GIVEN EXERCISE: Find the string "made" in the listing and report every line that has it.

WORKING DATA:
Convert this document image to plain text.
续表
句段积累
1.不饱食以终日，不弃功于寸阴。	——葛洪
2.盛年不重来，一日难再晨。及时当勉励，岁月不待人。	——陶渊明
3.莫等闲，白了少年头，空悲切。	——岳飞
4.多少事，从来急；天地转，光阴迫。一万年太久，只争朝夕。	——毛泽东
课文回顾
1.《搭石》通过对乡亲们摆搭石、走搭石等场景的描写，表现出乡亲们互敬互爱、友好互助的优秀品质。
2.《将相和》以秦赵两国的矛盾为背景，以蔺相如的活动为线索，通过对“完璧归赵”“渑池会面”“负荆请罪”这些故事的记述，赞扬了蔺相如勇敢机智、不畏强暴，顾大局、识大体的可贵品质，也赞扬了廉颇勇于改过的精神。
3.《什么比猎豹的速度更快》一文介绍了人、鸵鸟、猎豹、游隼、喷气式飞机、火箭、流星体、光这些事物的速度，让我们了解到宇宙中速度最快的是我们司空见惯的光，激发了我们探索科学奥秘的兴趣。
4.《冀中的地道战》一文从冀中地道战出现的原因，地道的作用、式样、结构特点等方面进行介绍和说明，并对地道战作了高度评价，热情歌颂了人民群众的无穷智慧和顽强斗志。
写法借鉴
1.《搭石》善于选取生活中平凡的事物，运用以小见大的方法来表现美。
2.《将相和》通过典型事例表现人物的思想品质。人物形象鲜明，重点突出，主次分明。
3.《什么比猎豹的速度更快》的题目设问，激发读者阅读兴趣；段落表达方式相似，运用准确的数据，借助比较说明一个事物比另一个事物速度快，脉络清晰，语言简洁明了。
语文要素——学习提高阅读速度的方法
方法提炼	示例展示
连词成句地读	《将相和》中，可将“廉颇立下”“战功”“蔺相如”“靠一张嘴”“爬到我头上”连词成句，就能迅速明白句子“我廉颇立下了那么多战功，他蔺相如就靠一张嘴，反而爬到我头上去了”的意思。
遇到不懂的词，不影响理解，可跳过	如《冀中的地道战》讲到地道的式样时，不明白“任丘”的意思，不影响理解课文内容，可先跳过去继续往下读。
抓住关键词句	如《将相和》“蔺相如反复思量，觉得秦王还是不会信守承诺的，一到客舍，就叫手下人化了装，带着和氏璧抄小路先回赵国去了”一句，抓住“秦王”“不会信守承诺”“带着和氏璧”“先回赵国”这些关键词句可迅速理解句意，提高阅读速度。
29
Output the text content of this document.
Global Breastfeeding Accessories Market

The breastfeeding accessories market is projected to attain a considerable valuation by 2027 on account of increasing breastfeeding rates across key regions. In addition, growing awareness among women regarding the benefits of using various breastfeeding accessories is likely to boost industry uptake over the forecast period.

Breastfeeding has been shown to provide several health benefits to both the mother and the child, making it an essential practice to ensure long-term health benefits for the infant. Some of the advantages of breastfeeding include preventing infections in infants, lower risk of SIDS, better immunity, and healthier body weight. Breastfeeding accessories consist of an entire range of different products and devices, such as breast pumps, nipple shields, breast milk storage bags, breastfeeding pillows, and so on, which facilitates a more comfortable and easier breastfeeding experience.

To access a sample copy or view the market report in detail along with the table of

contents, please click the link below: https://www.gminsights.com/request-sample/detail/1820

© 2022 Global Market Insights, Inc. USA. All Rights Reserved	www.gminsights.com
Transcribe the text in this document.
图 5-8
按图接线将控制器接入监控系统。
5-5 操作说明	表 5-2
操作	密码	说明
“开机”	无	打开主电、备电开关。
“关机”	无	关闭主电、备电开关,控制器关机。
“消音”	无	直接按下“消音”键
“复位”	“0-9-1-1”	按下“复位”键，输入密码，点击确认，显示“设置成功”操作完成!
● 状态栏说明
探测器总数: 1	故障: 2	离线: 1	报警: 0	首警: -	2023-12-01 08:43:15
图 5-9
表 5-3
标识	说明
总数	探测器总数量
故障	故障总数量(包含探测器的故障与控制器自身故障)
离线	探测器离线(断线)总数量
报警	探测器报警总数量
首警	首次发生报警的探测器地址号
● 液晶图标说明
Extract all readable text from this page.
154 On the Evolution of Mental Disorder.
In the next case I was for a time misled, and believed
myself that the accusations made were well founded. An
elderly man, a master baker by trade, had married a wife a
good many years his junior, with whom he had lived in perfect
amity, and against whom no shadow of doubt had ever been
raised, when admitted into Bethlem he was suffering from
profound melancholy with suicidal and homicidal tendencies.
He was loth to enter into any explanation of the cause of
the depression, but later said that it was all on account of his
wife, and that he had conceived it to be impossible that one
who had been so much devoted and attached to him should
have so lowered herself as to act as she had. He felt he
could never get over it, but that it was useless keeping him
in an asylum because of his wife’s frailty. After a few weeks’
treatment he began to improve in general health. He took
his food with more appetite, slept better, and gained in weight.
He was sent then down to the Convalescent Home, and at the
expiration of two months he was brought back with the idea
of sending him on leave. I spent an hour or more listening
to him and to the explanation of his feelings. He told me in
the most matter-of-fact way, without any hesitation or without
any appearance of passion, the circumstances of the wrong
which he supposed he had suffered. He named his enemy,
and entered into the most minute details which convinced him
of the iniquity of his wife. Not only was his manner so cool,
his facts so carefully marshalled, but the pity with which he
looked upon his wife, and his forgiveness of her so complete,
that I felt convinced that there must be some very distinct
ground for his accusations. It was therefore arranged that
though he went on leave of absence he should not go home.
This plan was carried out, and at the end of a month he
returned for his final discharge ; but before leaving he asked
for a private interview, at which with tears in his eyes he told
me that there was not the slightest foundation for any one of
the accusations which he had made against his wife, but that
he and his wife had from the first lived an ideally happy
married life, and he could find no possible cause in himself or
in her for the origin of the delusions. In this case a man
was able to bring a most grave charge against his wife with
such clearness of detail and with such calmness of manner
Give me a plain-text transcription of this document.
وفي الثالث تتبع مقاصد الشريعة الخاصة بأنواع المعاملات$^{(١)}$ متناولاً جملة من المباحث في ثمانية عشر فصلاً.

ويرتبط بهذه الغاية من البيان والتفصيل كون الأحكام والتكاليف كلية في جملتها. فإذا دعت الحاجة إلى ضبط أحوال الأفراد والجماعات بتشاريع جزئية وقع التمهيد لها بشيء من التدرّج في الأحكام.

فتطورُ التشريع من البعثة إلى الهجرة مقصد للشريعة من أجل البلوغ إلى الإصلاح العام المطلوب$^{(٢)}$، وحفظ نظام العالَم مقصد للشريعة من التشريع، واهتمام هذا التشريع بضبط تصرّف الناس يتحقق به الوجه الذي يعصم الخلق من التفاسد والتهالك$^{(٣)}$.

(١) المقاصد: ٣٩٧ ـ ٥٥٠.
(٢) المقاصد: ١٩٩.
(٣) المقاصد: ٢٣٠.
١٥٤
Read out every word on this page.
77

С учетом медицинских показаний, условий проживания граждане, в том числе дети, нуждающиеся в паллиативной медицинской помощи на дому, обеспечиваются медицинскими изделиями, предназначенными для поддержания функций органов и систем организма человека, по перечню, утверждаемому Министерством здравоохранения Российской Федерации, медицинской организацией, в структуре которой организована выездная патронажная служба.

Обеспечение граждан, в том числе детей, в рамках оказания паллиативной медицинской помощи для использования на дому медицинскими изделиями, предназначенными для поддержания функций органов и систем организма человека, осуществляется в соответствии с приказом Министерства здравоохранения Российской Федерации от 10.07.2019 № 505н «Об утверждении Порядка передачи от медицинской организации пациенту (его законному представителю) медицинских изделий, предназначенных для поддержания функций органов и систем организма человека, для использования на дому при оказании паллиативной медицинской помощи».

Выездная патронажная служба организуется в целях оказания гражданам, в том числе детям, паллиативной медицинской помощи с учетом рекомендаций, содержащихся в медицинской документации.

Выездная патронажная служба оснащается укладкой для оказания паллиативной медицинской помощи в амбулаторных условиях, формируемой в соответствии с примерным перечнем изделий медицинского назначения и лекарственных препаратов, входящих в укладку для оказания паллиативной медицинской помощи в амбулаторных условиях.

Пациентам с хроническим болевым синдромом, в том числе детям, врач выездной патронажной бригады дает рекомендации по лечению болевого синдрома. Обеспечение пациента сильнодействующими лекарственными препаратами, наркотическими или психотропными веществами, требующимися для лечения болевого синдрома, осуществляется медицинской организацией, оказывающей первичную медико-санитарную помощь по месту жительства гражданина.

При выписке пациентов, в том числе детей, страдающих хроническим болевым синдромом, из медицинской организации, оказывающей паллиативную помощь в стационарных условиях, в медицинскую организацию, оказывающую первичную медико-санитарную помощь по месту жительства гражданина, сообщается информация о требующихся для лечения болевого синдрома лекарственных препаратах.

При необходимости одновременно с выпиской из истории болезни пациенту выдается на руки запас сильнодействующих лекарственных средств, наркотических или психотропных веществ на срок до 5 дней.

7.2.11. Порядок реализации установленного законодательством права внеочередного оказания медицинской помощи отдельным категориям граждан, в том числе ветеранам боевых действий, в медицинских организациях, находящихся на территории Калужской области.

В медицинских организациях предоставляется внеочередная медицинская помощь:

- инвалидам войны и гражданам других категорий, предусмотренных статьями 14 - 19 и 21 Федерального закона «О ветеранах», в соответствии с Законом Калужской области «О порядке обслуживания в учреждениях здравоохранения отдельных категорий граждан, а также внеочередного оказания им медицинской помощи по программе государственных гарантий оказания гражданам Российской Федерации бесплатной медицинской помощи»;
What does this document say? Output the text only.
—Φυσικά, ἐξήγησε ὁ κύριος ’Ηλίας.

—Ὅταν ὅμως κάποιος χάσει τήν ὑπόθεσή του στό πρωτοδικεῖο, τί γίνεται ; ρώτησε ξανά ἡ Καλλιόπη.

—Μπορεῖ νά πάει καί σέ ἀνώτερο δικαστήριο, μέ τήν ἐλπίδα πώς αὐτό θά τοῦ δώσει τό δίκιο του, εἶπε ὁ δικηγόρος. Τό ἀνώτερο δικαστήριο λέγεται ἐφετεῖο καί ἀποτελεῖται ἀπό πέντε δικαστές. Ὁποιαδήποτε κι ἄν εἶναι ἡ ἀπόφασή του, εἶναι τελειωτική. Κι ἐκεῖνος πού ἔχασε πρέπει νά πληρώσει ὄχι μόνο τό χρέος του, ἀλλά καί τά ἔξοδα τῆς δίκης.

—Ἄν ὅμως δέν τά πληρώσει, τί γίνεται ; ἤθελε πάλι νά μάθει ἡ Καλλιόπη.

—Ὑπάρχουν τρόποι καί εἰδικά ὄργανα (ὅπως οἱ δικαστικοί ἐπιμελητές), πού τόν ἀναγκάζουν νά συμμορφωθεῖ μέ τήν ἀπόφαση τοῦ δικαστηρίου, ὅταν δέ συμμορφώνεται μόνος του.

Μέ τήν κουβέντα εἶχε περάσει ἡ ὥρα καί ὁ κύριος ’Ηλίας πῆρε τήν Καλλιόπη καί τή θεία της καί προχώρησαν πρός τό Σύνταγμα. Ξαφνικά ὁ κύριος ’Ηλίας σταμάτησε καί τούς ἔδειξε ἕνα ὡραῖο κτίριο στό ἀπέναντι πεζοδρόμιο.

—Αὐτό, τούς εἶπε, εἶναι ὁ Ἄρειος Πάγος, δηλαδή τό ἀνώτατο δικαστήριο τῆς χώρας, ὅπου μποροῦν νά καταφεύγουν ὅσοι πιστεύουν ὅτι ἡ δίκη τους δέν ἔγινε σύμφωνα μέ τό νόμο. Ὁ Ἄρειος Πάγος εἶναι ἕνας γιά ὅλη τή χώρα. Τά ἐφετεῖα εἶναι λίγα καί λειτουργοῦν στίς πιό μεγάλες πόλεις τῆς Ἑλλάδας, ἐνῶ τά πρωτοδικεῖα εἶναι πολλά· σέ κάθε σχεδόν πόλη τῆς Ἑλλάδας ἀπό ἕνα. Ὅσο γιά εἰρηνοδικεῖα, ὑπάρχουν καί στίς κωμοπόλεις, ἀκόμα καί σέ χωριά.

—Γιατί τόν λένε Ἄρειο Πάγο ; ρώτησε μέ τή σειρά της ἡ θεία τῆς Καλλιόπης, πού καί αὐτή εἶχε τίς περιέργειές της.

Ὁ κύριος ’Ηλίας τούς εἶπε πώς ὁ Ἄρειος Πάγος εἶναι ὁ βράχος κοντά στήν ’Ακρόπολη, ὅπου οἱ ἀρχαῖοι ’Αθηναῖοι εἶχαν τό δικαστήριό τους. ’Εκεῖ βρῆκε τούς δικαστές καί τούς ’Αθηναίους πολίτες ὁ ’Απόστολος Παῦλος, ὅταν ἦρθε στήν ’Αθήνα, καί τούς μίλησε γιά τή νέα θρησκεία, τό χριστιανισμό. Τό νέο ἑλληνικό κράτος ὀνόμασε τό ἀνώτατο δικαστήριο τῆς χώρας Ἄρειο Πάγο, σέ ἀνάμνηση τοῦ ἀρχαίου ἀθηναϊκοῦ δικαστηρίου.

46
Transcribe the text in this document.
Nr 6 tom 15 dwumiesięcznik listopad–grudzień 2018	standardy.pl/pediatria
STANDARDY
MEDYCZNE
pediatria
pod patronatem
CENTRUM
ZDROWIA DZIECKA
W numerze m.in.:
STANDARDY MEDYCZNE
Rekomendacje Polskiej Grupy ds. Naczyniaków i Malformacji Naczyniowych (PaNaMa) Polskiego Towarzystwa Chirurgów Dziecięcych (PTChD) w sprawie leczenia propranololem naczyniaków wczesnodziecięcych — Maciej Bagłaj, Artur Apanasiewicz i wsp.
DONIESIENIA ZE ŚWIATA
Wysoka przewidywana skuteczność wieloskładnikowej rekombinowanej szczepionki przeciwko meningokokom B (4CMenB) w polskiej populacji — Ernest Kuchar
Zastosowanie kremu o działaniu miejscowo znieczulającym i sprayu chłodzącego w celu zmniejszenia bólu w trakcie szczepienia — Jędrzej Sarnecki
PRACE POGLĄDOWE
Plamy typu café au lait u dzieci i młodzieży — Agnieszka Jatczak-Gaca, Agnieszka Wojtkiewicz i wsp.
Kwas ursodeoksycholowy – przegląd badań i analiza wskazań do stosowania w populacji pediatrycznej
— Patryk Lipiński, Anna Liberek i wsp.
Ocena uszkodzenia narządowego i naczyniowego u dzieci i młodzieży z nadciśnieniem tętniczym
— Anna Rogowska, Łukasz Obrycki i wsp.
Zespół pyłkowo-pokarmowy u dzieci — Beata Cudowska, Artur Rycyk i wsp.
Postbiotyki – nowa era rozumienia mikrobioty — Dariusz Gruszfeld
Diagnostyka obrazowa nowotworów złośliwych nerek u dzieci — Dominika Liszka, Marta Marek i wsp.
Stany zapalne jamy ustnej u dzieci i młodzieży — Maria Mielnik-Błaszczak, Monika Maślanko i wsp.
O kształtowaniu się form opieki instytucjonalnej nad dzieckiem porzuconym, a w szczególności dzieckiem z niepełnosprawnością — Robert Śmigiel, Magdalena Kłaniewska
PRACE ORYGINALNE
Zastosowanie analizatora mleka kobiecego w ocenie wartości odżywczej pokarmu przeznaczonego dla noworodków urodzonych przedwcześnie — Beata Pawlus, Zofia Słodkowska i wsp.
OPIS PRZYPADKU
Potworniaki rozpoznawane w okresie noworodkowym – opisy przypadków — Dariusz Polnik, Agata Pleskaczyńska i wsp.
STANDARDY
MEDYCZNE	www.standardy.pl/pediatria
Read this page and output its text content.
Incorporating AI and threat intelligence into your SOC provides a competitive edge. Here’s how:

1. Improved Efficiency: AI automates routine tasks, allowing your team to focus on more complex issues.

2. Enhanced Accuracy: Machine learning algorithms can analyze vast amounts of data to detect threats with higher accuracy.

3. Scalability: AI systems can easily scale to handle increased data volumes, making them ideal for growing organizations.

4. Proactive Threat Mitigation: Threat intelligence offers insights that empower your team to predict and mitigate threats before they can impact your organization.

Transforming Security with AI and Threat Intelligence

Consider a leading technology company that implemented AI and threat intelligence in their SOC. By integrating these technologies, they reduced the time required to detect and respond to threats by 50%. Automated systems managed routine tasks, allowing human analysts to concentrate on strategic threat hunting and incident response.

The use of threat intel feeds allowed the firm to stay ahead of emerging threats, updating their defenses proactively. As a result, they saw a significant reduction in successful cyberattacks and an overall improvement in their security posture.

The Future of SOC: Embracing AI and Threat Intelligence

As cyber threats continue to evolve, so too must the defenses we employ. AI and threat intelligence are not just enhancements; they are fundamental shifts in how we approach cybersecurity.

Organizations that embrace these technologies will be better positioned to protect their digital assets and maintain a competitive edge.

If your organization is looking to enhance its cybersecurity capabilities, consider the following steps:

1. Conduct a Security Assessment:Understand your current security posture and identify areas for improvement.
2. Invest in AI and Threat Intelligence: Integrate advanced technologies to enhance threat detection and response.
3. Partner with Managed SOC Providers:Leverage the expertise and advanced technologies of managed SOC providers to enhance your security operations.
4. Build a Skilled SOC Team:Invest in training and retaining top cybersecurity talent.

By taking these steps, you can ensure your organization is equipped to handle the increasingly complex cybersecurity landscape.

EXPECTED ANSWER:
myself that the accusations made were well founded. An
the accusations which he had made against his wife, but that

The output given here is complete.